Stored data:
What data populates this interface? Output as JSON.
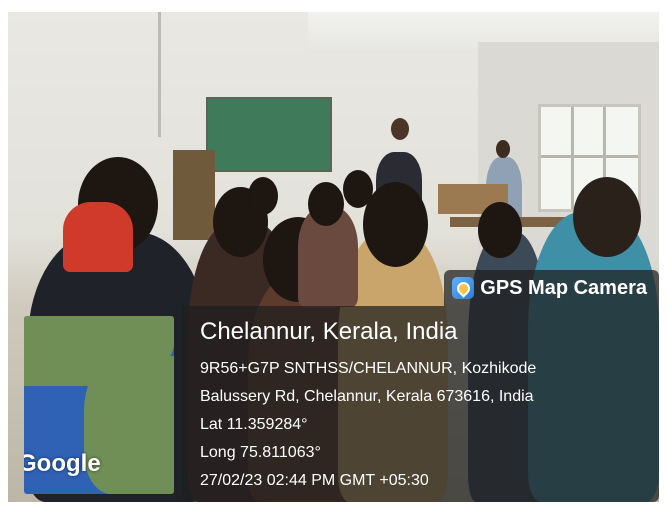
{
  "overlay": {
    "app_name": "GPS Map Camera",
    "app_icon": "gps-map-camera-icon",
    "location_title": "Chelannur, Kerala, India",
    "address_line1": "9R56+G7P SNTHSS/CHELANNUR, Kozhikode",
    "address_line2": "Balussery Rd, Chelannur, Kerala 673616, India",
    "latitude": "Lat 11.359284°",
    "longitude": "Long 75.811063°",
    "timestamp": "27/02/23 02:44 PM GMT +05:30",
    "map_logo": "Google"
  },
  "colors": {
    "overlay_background": "#1e1e1e",
    "overlay_text": "#ffffff",
    "map_water": "#2f62b5",
    "map_land": "#6f8f56",
    "chalkboard": "#3f7a5a"
  }
}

# GIVEN EXERCISE:
Leave out the pictures and retype every line above exactly.

# RESULT BELOW:
What data populates this interface? Output as JSON.
{
  "overlay": {
    "app_name": "GPS Map Camera",
    "app_icon": "gps-map-camera-icon",
    "location_title": "Chelannur, Kerala, India",
    "address_line1": "9R56+G7P SNTHSS/CHELANNUR, Kozhikode",
    "address_line2": "Balussery Rd, Chelannur, Kerala 673616, India",
    "latitude": "Lat 11.359284°",
    "longitude": "Long 75.811063°",
    "timestamp": "27/02/23 02:44 PM GMT +05:30",
    "map_logo": "Google"
  },
  "colors": {
    "overlay_background": "#1e1e1e",
    "overlay_text": "#ffffff",
    "map_water": "#2f62b5",
    "map_land": "#6f8f56",
    "chalkboard": "#3f7a5a"
  }
}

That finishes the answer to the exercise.